Stored data entries:
- - -

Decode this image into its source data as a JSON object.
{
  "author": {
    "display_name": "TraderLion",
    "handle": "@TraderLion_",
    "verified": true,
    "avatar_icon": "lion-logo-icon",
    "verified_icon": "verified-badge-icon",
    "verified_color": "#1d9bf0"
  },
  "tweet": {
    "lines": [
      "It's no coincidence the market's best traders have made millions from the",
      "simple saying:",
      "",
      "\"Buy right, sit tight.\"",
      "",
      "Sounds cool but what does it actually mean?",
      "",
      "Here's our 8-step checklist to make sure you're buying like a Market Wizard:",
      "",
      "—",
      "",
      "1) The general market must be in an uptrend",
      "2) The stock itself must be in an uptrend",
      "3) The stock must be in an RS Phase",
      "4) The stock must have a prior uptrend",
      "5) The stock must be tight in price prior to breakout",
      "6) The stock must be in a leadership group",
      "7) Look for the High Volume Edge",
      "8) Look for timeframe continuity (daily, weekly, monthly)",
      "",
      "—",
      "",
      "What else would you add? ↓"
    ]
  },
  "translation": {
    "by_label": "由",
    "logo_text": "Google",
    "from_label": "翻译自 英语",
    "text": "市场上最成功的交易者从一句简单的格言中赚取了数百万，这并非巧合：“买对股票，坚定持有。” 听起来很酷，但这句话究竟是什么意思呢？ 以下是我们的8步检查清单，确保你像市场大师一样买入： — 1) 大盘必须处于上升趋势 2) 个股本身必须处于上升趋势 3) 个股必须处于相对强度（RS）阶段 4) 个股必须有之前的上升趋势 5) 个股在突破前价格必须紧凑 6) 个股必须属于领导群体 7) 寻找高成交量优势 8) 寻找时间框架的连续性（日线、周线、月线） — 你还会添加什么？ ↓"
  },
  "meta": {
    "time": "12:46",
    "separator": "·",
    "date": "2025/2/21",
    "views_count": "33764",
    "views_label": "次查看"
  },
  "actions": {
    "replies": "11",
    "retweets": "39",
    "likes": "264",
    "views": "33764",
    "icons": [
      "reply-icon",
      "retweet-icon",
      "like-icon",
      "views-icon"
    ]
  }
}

- - -

Instructions to follow: Report every line in the data above in which the word "must" appears.

Complete answer:
      "1) The general market must be in an uptrend",
      "2) The stock itself must be in an uptrend",
      "3) The stock must be in an RS Phase",
      "4) The stock must have a prior uptrend",
      "5) The stock must be tight in price prior to breakout",
      "6) The stock must be in a leadership group",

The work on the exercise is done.